*INSTRUCTION*
Show each line of the data below that has the string "npts" in it.

*INPUT FOR THIS TASK*
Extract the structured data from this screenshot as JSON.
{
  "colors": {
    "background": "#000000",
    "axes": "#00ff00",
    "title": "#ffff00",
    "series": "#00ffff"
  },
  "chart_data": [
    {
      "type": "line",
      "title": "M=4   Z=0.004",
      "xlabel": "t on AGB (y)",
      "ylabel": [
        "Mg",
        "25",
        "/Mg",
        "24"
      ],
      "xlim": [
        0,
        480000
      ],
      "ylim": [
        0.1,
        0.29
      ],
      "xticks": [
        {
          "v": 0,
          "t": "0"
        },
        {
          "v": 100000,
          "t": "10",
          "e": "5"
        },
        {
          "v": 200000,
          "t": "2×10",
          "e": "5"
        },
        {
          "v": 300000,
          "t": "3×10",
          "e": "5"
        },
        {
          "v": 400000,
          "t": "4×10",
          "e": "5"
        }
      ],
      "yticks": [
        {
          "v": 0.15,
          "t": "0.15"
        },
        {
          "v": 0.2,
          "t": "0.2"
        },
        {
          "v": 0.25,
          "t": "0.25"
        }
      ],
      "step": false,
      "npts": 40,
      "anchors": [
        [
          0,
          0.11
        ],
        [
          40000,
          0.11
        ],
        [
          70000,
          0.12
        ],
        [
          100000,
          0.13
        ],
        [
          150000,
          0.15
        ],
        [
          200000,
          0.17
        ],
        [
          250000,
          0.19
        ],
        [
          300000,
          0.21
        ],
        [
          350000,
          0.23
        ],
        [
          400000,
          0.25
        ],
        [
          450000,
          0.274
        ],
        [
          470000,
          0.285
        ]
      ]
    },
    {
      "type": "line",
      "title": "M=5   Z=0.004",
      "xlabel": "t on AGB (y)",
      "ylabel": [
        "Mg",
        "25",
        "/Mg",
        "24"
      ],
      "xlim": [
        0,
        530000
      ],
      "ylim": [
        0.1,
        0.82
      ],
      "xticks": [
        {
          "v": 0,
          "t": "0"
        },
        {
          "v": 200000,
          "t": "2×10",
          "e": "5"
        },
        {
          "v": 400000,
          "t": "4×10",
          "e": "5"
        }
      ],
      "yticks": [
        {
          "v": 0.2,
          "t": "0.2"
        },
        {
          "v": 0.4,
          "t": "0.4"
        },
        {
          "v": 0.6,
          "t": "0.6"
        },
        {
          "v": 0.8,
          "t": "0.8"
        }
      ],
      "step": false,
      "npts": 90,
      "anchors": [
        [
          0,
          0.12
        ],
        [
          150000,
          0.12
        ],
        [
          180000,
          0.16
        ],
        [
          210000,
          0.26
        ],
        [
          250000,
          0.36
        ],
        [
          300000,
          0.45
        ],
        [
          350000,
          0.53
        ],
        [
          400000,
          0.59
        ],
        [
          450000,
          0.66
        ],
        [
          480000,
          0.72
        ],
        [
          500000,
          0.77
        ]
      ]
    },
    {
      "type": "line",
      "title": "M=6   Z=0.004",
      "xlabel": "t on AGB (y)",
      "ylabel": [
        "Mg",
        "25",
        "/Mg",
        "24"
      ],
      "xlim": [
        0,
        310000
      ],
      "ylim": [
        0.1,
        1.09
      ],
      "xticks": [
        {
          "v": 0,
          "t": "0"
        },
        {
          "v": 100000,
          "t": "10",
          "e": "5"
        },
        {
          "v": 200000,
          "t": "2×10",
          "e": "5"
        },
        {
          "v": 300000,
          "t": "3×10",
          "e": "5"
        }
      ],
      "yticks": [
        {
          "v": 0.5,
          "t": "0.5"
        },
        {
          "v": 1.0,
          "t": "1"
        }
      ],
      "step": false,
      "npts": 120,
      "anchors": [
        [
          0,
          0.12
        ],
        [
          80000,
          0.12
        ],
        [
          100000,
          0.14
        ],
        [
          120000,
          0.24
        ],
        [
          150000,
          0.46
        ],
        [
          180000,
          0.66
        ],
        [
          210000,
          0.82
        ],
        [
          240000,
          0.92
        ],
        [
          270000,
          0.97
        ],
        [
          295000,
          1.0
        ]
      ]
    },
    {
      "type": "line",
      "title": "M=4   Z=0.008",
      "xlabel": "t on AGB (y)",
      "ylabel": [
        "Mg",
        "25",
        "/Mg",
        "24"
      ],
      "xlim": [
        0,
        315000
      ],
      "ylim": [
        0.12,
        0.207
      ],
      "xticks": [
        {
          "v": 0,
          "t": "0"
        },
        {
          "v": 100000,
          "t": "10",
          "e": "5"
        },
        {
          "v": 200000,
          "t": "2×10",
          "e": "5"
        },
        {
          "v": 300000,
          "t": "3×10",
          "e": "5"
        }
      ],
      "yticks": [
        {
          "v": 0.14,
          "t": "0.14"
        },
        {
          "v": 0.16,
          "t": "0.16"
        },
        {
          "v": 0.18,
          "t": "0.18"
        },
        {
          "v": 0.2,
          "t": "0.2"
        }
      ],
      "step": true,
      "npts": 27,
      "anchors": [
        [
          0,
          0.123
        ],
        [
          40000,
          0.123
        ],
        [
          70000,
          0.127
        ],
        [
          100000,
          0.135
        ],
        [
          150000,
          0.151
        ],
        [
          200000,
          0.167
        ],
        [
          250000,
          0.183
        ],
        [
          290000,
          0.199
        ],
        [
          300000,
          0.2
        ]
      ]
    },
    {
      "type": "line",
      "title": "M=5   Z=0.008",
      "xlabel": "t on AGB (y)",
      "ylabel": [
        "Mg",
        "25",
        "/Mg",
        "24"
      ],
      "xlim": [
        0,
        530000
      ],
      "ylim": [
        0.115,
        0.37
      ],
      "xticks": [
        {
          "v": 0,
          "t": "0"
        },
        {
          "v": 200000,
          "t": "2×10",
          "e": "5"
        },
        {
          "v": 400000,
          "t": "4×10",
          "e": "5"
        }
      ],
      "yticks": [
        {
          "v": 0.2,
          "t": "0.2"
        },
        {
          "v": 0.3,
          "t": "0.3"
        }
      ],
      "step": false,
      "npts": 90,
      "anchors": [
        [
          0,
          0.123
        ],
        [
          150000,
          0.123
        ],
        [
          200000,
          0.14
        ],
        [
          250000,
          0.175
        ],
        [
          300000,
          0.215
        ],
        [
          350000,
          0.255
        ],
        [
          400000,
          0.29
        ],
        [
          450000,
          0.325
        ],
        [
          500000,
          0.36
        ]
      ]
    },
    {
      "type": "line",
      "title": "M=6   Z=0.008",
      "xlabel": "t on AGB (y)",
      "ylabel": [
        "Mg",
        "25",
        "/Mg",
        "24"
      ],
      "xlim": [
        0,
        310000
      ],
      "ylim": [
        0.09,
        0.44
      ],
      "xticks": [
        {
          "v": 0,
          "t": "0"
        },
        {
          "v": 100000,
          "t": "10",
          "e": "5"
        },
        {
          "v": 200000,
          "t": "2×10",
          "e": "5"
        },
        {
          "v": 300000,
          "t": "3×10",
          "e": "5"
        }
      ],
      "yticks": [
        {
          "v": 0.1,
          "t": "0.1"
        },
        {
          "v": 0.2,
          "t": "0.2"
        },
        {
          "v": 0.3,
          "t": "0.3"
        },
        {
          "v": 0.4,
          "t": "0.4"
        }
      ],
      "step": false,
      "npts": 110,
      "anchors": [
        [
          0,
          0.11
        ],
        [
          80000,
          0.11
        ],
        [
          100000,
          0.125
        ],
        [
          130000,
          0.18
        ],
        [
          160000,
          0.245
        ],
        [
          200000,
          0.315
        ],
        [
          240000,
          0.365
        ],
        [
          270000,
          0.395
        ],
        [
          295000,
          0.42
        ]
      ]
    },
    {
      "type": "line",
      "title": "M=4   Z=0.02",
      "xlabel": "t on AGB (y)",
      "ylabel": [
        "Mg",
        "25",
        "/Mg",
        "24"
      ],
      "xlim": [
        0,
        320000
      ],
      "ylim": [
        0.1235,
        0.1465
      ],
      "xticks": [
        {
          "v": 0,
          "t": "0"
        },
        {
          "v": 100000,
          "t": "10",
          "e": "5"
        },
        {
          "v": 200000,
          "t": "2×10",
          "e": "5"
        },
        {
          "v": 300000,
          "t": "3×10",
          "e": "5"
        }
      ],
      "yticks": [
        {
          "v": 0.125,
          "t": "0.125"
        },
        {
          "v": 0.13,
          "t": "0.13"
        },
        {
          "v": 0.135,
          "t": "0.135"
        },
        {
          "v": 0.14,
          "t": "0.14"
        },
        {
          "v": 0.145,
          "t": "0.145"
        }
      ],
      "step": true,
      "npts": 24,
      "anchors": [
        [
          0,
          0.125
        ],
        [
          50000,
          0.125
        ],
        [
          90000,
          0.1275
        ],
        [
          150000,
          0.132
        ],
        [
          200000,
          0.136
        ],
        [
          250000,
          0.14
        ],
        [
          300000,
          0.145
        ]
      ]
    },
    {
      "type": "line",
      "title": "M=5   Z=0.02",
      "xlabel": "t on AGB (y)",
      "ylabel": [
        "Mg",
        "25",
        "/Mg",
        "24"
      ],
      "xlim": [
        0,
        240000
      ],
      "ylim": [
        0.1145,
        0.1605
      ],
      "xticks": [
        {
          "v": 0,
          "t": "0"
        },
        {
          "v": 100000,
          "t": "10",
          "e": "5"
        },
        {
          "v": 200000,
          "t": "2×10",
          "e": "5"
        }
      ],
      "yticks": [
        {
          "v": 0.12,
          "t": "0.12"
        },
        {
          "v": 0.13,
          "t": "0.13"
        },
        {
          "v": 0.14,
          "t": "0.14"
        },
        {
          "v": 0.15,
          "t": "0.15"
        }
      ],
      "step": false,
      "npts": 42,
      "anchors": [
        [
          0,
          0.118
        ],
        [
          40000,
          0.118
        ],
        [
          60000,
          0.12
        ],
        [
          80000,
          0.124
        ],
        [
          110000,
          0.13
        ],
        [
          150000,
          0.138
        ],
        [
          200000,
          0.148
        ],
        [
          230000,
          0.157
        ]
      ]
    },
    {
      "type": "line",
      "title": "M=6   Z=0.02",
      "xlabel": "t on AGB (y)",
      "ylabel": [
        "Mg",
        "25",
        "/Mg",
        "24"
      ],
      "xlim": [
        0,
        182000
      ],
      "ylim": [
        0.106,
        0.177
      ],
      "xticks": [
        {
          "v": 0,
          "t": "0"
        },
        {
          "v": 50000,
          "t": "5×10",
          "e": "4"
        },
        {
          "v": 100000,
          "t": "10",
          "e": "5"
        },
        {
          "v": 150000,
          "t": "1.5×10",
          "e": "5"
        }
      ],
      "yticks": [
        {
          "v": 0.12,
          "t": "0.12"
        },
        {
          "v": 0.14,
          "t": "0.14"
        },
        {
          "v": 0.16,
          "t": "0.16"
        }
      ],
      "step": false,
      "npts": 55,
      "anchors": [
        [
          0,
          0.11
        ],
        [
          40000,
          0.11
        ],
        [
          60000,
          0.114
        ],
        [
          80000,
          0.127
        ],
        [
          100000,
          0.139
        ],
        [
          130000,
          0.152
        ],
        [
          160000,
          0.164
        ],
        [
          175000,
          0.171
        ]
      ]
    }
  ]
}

*SOLUTION TO THE EXERCISE*
      "npts": 40,
      "npts": 90,
      "npts": 120,
      "npts": 27,
      "npts": 90,
      "npts": 110,
      "npts": 24,
      "npts": 42,
      "npts": 55,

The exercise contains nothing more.